[Exercise goal]
Write out each record below exactly as it appears, with no pictures.

——————————

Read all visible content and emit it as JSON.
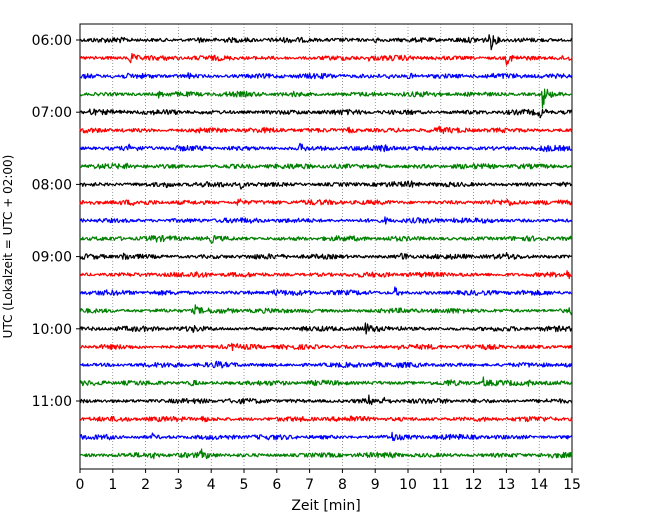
{
  "chart_data": {
    "type": "line",
    "subtype": "helicorder",
    "xlabel": "Zeit  [min]",
    "ylabel": "UTC (Lokalzeit = UTC + 02:00)",
    "xlim": [
      0,
      15
    ],
    "x_ticks": [
      0,
      1,
      2,
      3,
      4,
      5,
      6,
      7,
      8,
      9,
      10,
      11,
      12,
      13,
      14,
      15
    ],
    "x_tick_labels": [
      "0",
      "1",
      "2",
      "3",
      "4",
      "5",
      "6",
      "7",
      "8",
      "9",
      "10",
      "11",
      "12",
      "13",
      "14",
      "15"
    ],
    "grid": "vertical dotted at each minute",
    "trace_interval_min": 15,
    "trace_start": "06:00",
    "trace_colors": [
      "#000000",
      "#ff0000",
      "#0000ff",
      "#008000"
    ],
    "y_tick_labels": [
      "06:00",
      "07:00",
      "08:00",
      "09:00",
      "10:00",
      "11:00"
    ],
    "traces": [
      {
        "start": "06:00",
        "events": [
          [
            12.5,
            3.2
          ],
          [
            9.0,
            0.9
          ],
          [
            3.6,
            0.8
          ],
          [
            1.1,
            0.6
          ]
        ]
      },
      {
        "start": "06:15",
        "events": [
          [
            1.5,
            2.0
          ],
          [
            13.0,
            1.9
          ],
          [
            0.4,
            0.7
          ],
          [
            8.8,
            0.6
          ]
        ]
      },
      {
        "start": "06:30",
        "events": [
          [
            10.0,
            1.1
          ],
          [
            9.4,
            0.7
          ],
          [
            3.3,
            0.6
          ]
        ]
      },
      {
        "start": "06:45",
        "events": [
          [
            14.1,
            4.0
          ],
          [
            2.4,
            0.8
          ],
          [
            6.5,
            0.6
          ]
        ]
      },
      {
        "start": "07:00",
        "events": [
          [
            14.0,
            1.4
          ],
          [
            0.3,
            0.8
          ],
          [
            10.0,
            0.6
          ]
        ]
      },
      {
        "start": "07:15",
        "events": [
          [
            8.2,
            1.2
          ],
          [
            3.5,
            0.8
          ],
          [
            10.9,
            0.7
          ]
        ]
      },
      {
        "start": "07:30",
        "events": [
          [
            6.7,
            1.3
          ],
          [
            9.2,
            0.9
          ],
          [
            14.1,
            0.8
          ],
          [
            1.5,
            0.6
          ]
        ]
      },
      {
        "start": "07:45",
        "events": [
          [
            9.0,
            1.0
          ],
          [
            1.4,
            0.8
          ],
          [
            7.4,
            0.6
          ]
        ]
      },
      {
        "start": "08:00",
        "events": [
          [
            4.9,
            1.1
          ],
          [
            10.0,
            0.9
          ],
          [
            2.6,
            0.6
          ]
        ]
      },
      {
        "start": "08:15",
        "events": [
          [
            4.8,
            1.4
          ],
          [
            13.0,
            0.6
          ]
        ]
      },
      {
        "start": "08:30",
        "events": [
          [
            11.4,
            0.9
          ],
          [
            9.3,
            0.8
          ]
        ]
      },
      {
        "start": "08:45",
        "events": [
          [
            4.0,
            0.9
          ],
          [
            2.2,
            0.8
          ]
        ]
      },
      {
        "start": "09:00",
        "events": [
          [
            9.8,
            1.9
          ],
          [
            1.3,
            1.4
          ],
          [
            13.0,
            0.6
          ]
        ]
      },
      {
        "start": "09:15",
        "events": [
          [
            14.8,
            1.6
          ],
          [
            3.5,
            0.9
          ],
          [
            11.6,
            0.6
          ]
        ]
      },
      {
        "start": "09:30",
        "events": [
          [
            9.6,
            1.3
          ],
          [
            5.9,
            0.7
          ]
        ]
      },
      {
        "start": "09:45",
        "events": [
          [
            14.9,
            1.6
          ],
          [
            3.5,
            1.4
          ],
          [
            6.8,
            0.6
          ]
        ]
      },
      {
        "start": "10:00",
        "events": [
          [
            8.7,
            1.5
          ],
          [
            3.4,
            0.7
          ],
          [
            9.7,
            0.6
          ]
        ]
      },
      {
        "start": "10:15",
        "events": [
          [
            9.7,
            0.9
          ],
          [
            4.6,
            0.7
          ]
        ]
      },
      {
        "start": "10:30",
        "events": [
          [
            8.9,
            1.2
          ],
          [
            4.1,
            0.8
          ]
        ]
      },
      {
        "start": "10:45",
        "events": [
          [
            12.3,
            1.3
          ],
          [
            13.6,
            1.1
          ],
          [
            3.4,
            1.1
          ],
          [
            11.2,
            0.7
          ]
        ]
      },
      {
        "start": "11:00",
        "events": [
          [
            8.8,
            1.3
          ],
          [
            9.2,
            0.8
          ]
        ]
      },
      {
        "start": "11:15",
        "events": [
          [
            3.7,
            1.3
          ],
          [
            8.2,
            0.6
          ]
        ]
      },
      {
        "start": "11:30",
        "events": [
          [
            9.5,
            1.2
          ],
          [
            2.2,
            0.9
          ],
          [
            0.8,
            0.6
          ]
        ]
      },
      {
        "start": "11:45",
        "events": [
          [
            3.7,
            1.3
          ],
          [
            2.2,
            0.8
          ],
          [
            9.4,
            0.6
          ]
        ]
      }
    ]
  }
}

——————————

[Full response]
Read all visible content and emit it as JSON.
{
  "chart_data": {
    "type": "line",
    "subtype": "helicorder",
    "xlabel": "Zeit  [min]",
    "ylabel": "UTC (Lokalzeit = UTC + 02:00)",
    "xlim": [
      0,
      15
    ],
    "x_ticks": [
      0,
      1,
      2,
      3,
      4,
      5,
      6,
      7,
      8,
      9,
      10,
      11,
      12,
      13,
      14,
      15
    ],
    "x_tick_labels": [
      "0",
      "1",
      "2",
      "3",
      "4",
      "5",
      "6",
      "7",
      "8",
      "9",
      "10",
      "11",
      "12",
      "13",
      "14",
      "15"
    ],
    "grid": "vertical dotted at each minute",
    "trace_interval_min": 15,
    "trace_start": "06:00",
    "trace_colors": [
      "#000000",
      "#ff0000",
      "#0000ff",
      "#008000"
    ],
    "y_tick_labels": [
      "06:00",
      "07:00",
      "08:00",
      "09:00",
      "10:00",
      "11:00"
    ],
    "traces": [
      {
        "start": "06:00",
        "events": [
          [
            12.5,
            3.2
          ],
          [
            9.0,
            0.9
          ],
          [
            3.6,
            0.8
          ],
          [
            1.1,
            0.6
          ]
        ]
      },
      {
        "start": "06:15",
        "events": [
          [
            1.5,
            2.0
          ],
          [
            13.0,
            1.9
          ],
          [
            0.4,
            0.7
          ],
          [
            8.8,
            0.6
          ]
        ]
      },
      {
        "start": "06:30",
        "events": [
          [
            10.0,
            1.1
          ],
          [
            9.4,
            0.7
          ],
          [
            3.3,
            0.6
          ]
        ]
      },
      {
        "start": "06:45",
        "events": [
          [
            14.1,
            4.0
          ],
          [
            2.4,
            0.8
          ],
          [
            6.5,
            0.6
          ]
        ]
      },
      {
        "start": "07:00",
        "events": [
          [
            14.0,
            1.4
          ],
          [
            0.3,
            0.8
          ],
          [
            10.0,
            0.6
          ]
        ]
      },
      {
        "start": "07:15",
        "events": [
          [
            8.2,
            1.2
          ],
          [
            3.5,
            0.8
          ],
          [
            10.9,
            0.7
          ]
        ]
      },
      {
        "start": "07:30",
        "events": [
          [
            6.7,
            1.3
          ],
          [
            9.2,
            0.9
          ],
          [
            14.1,
            0.8
          ],
          [
            1.5,
            0.6
          ]
        ]
      },
      {
        "start": "07:45",
        "events": [
          [
            9.0,
            1.0
          ],
          [
            1.4,
            0.8
          ],
          [
            7.4,
            0.6
          ]
        ]
      },
      {
        "start": "08:00",
        "events": [
          [
            4.9,
            1.1
          ],
          [
            10.0,
            0.9
          ],
          [
            2.6,
            0.6
          ]
        ]
      },
      {
        "start": "08:15",
        "events": [
          [
            4.8,
            1.4
          ],
          [
            13.0,
            0.6
          ]
        ]
      },
      {
        "start": "08:30",
        "events": [
          [
            11.4,
            0.9
          ],
          [
            9.3,
            0.8
          ]
        ]
      },
      {
        "start": "08:45",
        "events": [
          [
            4.0,
            0.9
          ],
          [
            2.2,
            0.8
          ]
        ]
      },
      {
        "start": "09:00",
        "events": [
          [
            9.8,
            1.9
          ],
          [
            1.3,
            1.4
          ],
          [
            13.0,
            0.6
          ]
        ]
      },
      {
        "start": "09:15",
        "events": [
          [
            14.8,
            1.6
          ],
          [
            3.5,
            0.9
          ],
          [
            11.6,
            0.6
          ]
        ]
      },
      {
        "start": "09:30",
        "events": [
          [
            9.6,
            1.3
          ],
          [
            5.9,
            0.7
          ]
        ]
      },
      {
        "start": "09:45",
        "events": [
          [
            14.9,
            1.6
          ],
          [
            3.5,
            1.4
          ],
          [
            6.8,
            0.6
          ]
        ]
      },
      {
        "start": "10:00",
        "events": [
          [
            8.7,
            1.5
          ],
          [
            3.4,
            0.7
          ],
          [
            9.7,
            0.6
          ]
        ]
      },
      {
        "start": "10:15",
        "events": [
          [
            9.7,
            0.9
          ],
          [
            4.6,
            0.7
          ]
        ]
      },
      {
        "start": "10:30",
        "events": [
          [
            8.9,
            1.2
          ],
          [
            4.1,
            0.8
          ]
        ]
      },
      {
        "start": "10:45",
        "events": [
          [
            12.3,
            1.3
          ],
          [
            13.6,
            1.1
          ],
          [
            3.4,
            1.1
          ],
          [
            11.2,
            0.7
          ]
        ]
      },
      {
        "start": "11:00",
        "events": [
          [
            8.8,
            1.3
          ],
          [
            9.2,
            0.8
          ]
        ]
      },
      {
        "start": "11:15",
        "events": [
          [
            3.7,
            1.3
          ],
          [
            8.2,
            0.6
          ]
        ]
      },
      {
        "start": "11:30",
        "events": [
          [
            9.5,
            1.2
          ],
          [
            2.2,
            0.9
          ],
          [
            0.8,
            0.6
          ]
        ]
      },
      {
        "start": "11:45",
        "events": [
          [
            3.7,
            1.3
          ],
          [
            2.2,
            0.8
          ],
          [
            9.4,
            0.6
          ]
        ]
      }
    ]
  }
}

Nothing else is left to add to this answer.